### Data to use
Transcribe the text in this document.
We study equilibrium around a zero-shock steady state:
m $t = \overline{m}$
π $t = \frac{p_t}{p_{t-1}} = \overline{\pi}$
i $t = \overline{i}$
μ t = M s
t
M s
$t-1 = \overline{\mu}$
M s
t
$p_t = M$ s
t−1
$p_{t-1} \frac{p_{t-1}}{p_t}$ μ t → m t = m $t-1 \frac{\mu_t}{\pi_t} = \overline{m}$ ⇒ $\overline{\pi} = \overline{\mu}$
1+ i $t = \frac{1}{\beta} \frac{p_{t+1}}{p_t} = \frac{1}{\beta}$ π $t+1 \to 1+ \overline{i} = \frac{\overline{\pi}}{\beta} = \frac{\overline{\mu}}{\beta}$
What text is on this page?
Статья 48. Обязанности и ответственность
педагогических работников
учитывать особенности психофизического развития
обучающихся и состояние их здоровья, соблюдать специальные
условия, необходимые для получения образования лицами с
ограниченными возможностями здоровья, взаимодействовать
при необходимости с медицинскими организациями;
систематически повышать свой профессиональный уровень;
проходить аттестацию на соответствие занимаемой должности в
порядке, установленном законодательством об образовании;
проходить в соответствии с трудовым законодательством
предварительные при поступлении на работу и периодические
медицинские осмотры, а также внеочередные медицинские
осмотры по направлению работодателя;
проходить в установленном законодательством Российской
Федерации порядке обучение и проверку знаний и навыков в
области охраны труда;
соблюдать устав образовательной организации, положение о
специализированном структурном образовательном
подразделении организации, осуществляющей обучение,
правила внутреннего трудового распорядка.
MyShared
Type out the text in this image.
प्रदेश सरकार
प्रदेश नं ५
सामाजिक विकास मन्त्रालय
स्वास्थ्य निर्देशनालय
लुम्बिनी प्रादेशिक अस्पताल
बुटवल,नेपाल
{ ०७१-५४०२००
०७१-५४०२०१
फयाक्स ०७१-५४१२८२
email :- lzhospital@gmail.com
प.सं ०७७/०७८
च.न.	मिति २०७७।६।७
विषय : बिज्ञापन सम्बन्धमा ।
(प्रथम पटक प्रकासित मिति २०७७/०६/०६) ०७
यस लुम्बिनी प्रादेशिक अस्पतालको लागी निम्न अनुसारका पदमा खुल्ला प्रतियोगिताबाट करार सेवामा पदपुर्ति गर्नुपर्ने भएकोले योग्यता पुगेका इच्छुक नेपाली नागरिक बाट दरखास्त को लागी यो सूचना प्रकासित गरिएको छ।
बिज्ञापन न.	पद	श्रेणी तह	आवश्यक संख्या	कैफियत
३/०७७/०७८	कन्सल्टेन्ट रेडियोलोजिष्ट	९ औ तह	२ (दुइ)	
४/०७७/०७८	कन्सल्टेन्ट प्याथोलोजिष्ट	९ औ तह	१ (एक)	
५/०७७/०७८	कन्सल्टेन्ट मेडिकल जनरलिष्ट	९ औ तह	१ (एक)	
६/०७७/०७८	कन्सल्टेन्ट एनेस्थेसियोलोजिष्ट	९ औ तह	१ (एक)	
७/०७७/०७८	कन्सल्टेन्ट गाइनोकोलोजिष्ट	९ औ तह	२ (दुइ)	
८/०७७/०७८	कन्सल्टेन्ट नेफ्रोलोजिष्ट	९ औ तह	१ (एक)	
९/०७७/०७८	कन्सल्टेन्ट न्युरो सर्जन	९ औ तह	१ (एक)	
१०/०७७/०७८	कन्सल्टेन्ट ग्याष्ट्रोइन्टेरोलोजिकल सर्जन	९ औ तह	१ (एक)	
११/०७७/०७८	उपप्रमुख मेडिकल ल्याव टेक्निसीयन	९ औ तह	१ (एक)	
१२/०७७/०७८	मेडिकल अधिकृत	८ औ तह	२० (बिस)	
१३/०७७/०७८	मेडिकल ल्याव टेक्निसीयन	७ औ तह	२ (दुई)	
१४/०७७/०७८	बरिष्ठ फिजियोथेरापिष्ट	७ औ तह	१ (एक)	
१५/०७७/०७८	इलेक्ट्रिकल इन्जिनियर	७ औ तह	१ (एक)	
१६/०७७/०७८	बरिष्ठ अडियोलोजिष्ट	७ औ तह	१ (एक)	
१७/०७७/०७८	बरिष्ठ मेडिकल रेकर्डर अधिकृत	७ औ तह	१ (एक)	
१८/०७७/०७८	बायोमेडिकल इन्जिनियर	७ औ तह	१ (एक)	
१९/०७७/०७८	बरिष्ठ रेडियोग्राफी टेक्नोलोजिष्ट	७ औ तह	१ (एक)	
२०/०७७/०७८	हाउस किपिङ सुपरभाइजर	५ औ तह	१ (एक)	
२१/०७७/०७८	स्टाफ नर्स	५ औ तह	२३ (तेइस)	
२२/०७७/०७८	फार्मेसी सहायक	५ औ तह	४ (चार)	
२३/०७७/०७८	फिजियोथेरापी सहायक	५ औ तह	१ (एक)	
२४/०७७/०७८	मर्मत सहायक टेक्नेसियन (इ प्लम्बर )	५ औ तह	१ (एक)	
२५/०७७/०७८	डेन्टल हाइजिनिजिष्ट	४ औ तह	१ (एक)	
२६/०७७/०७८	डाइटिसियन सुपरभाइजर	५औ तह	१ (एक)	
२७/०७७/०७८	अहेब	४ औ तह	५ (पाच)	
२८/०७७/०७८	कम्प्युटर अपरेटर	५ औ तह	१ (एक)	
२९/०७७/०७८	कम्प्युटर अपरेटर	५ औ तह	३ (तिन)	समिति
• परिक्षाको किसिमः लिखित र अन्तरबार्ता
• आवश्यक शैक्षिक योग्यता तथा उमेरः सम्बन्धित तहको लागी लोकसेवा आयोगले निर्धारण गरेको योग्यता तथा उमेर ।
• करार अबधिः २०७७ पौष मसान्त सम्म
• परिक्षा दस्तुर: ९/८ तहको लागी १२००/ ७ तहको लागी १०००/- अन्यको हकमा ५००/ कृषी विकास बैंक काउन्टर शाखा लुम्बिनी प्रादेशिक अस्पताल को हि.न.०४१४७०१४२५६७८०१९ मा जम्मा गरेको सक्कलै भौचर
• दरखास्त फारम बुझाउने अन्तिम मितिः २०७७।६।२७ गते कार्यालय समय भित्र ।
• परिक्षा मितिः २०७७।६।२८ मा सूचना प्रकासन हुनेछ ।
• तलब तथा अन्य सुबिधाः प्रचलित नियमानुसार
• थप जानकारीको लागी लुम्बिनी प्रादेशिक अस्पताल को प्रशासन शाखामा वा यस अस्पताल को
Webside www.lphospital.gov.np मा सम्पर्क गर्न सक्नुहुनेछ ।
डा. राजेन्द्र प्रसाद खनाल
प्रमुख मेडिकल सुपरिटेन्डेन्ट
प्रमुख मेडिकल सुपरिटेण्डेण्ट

### Task objective
In the lines above, find each one with "text" and list it.

### Answer below
Transcribe the text in this document.
What text is on this page?
Type out the text in this image.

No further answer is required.